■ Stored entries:
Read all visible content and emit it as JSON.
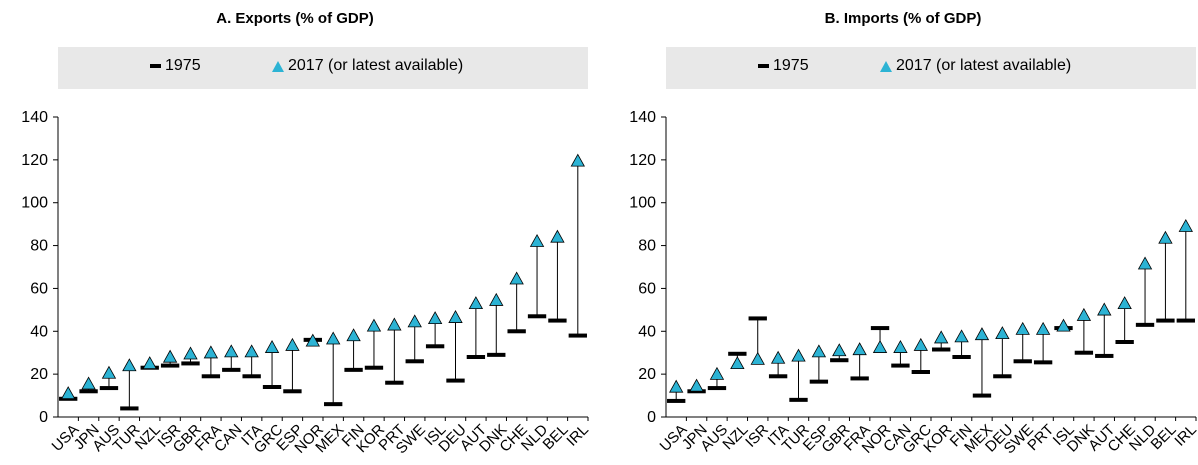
{
  "legend": {
    "item_1975": "1975",
    "item_2017": "2017 (or latest available)",
    "color_2017": "#2cb3d4",
    "color_1975": "#000000"
  },
  "chart_data": [
    {
      "type": "dumbbell",
      "title": "A. Exports (% of GDP)",
      "ylim": [
        0,
        140
      ],
      "yticks": [
        0,
        20,
        40,
        60,
        80,
        100,
        120,
        140
      ],
      "categories": [
        "USA",
        "JPN",
        "AUS",
        "TUR",
        "NZL",
        "ISR",
        "GBR",
        "FRA",
        "CAN",
        "ITA",
        "GRC",
        "ESP",
        "NOR",
        "MEX",
        "FIN",
        "KOR",
        "PRT",
        "SWE",
        "ISL",
        "DEU",
        "AUT",
        "DNK",
        "CHE",
        "NLD",
        "BEL",
        "IRL"
      ],
      "series": [
        {
          "name": "1975",
          "values": [
            8.5,
            12,
            13.5,
            4,
            23,
            24,
            25,
            19,
            22,
            19,
            14,
            12,
            36,
            6,
            22,
            23,
            16,
            26,
            33,
            17,
            28,
            29,
            40,
            47,
            45,
            38
          ]
        },
        {
          "name": "2017 (or latest available)",
          "values": [
            11,
            15.5,
            20.5,
            24,
            25,
            28,
            29.5,
            30,
            30.5,
            30.5,
            32.5,
            33.5,
            35.5,
            36.5,
            38,
            42.5,
            43,
            44.5,
            46,
            46.5,
            53,
            54.5,
            64.5,
            82,
            84,
            119.5
          ]
        }
      ]
    },
    {
      "type": "dumbbell",
      "title": "B. Imports (% of GDP)",
      "ylim": [
        0,
        140
      ],
      "yticks": [
        0,
        20,
        40,
        60,
        80,
        100,
        120,
        140
      ],
      "categories": [
        "USA",
        "JPN",
        "AUS",
        "NZL",
        "ISR",
        "ITA",
        "TUR",
        "ESP",
        "GBR",
        "FRA",
        "NOR",
        "CAN",
        "GRC",
        "KOR",
        "FIN",
        "MEX",
        "DEU",
        "SWE",
        "PRT",
        "ISL",
        "DNK",
        "AUT",
        "CHE",
        "NLD",
        "BEL",
        "IRL"
      ],
      "series": [
        {
          "name": "1975",
          "values": [
            7.5,
            12,
            13.5,
            29.5,
            46,
            19,
            8,
            16.5,
            26.5,
            18,
            41.5,
            24,
            21,
            31.5,
            28,
            10,
            19,
            26,
            25.5,
            41.5,
            30,
            28.5,
            35,
            43,
            45,
            45
          ]
        },
        {
          "name": "2017 (or latest available)",
          "values": [
            14,
            14.5,
            20,
            25,
            27,
            27.5,
            28.5,
            30.5,
            31,
            31.5,
            32.5,
            32.5,
            33.5,
            37,
            37.5,
            38.5,
            39,
            41,
            41,
            42.5,
            47.5,
            50,
            53,
            71.5,
            83.5,
            89
          ]
        }
      ]
    }
  ]
}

■ What the task asks: Exclude the images, then output the data above word for word.

■ Full solution:
Read all visible content and emit it as JSON.
{
  "legend": {
    "item_1975": "1975",
    "item_2017": "2017 (or latest available)",
    "color_2017": "#2cb3d4",
    "color_1975": "#000000"
  },
  "chart_data": [
    {
      "type": "dumbbell",
      "title": "A. Exports (% of GDP)",
      "ylim": [
        0,
        140
      ],
      "yticks": [
        0,
        20,
        40,
        60,
        80,
        100,
        120,
        140
      ],
      "categories": [
        "USA",
        "JPN",
        "AUS",
        "TUR",
        "NZL",
        "ISR",
        "GBR",
        "FRA",
        "CAN",
        "ITA",
        "GRC",
        "ESP",
        "NOR",
        "MEX",
        "FIN",
        "KOR",
        "PRT",
        "SWE",
        "ISL",
        "DEU",
        "AUT",
        "DNK",
        "CHE",
        "NLD",
        "BEL",
        "IRL"
      ],
      "series": [
        {
          "name": "1975",
          "values": [
            8.5,
            12,
            13.5,
            4,
            23,
            24,
            25,
            19,
            22,
            19,
            14,
            12,
            36,
            6,
            22,
            23,
            16,
            26,
            33,
            17,
            28,
            29,
            40,
            47,
            45,
            38
          ]
        },
        {
          "name": "2017 (or latest available)",
          "values": [
            11,
            15.5,
            20.5,
            24,
            25,
            28,
            29.5,
            30,
            30.5,
            30.5,
            32.5,
            33.5,
            35.5,
            36.5,
            38,
            42.5,
            43,
            44.5,
            46,
            46.5,
            53,
            54.5,
            64.5,
            82,
            84,
            119.5
          ]
        }
      ]
    },
    {
      "type": "dumbbell",
      "title": "B. Imports (% of GDP)",
      "ylim": [
        0,
        140
      ],
      "yticks": [
        0,
        20,
        40,
        60,
        80,
        100,
        120,
        140
      ],
      "categories": [
        "USA",
        "JPN",
        "AUS",
        "NZL",
        "ISR",
        "ITA",
        "TUR",
        "ESP",
        "GBR",
        "FRA",
        "NOR",
        "CAN",
        "GRC",
        "KOR",
        "FIN",
        "MEX",
        "DEU",
        "SWE",
        "PRT",
        "ISL",
        "DNK",
        "AUT",
        "CHE",
        "NLD",
        "BEL",
        "IRL"
      ],
      "series": [
        {
          "name": "1975",
          "values": [
            7.5,
            12,
            13.5,
            29.5,
            46,
            19,
            8,
            16.5,
            26.5,
            18,
            41.5,
            24,
            21,
            31.5,
            28,
            10,
            19,
            26,
            25.5,
            41.5,
            30,
            28.5,
            35,
            43,
            45,
            45
          ]
        },
        {
          "name": "2017 (or latest available)",
          "values": [
            14,
            14.5,
            20,
            25,
            27,
            27.5,
            28.5,
            30.5,
            31,
            31.5,
            32.5,
            32.5,
            33.5,
            37,
            37.5,
            38.5,
            39,
            41,
            41,
            42.5,
            47.5,
            50,
            53,
            71.5,
            83.5,
            89
          ]
        }
      ]
    }
  ]
}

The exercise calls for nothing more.